## Stated exercise
Gather the lines below that include the string "河姆渡居民和半坡居民都会种植农作物", copying each in full.

## Records shown
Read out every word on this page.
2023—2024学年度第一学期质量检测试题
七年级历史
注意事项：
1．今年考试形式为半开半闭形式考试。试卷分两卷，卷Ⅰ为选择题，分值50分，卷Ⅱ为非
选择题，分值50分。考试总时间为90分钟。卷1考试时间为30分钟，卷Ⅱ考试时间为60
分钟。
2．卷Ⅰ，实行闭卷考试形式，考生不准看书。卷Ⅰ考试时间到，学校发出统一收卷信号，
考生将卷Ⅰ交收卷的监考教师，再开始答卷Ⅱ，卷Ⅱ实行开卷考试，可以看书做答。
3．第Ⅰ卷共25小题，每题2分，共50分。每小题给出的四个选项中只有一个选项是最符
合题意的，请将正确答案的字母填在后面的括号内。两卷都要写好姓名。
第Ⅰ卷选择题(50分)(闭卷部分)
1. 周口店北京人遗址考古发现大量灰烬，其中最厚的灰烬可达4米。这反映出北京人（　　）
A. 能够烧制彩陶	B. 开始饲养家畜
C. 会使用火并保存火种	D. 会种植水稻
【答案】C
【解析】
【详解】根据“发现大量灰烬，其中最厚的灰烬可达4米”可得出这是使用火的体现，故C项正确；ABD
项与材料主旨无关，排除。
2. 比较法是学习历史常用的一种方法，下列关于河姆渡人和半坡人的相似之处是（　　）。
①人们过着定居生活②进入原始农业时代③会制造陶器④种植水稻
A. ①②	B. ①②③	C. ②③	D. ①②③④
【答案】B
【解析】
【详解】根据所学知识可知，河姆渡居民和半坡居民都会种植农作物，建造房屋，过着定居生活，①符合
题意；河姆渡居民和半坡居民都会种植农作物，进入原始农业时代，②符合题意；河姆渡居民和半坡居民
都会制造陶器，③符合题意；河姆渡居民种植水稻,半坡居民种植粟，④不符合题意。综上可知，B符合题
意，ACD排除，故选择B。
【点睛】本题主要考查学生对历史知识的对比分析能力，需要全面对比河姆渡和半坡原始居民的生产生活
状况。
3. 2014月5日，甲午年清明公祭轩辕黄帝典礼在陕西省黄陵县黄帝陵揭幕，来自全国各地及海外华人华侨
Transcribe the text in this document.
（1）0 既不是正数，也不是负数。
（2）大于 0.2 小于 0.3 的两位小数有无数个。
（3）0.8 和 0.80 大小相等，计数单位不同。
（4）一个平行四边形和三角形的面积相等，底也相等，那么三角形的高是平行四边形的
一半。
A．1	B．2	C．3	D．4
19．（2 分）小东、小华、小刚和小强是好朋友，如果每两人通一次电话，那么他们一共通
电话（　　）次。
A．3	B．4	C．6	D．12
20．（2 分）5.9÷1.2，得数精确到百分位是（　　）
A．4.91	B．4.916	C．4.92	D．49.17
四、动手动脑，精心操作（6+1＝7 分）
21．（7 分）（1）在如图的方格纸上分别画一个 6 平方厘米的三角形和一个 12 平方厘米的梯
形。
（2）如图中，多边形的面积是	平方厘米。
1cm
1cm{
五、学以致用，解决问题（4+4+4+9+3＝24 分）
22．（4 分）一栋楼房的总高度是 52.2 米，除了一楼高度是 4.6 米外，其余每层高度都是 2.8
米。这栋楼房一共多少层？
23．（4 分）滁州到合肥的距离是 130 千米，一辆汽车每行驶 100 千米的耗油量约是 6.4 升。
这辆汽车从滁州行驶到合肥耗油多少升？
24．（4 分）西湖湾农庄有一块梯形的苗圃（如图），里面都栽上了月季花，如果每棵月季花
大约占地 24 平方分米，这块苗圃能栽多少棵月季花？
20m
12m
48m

## Solution for this exercise
【详解】根据所学知识可知，河姆渡居民和半坡居民都会种植农作物，建造房屋，过着定居生活，①符合
题意；河姆渡居民和半坡居民都会种植农作物，进入原始农业时代，②符合题意；河姆渡居民和半坡居民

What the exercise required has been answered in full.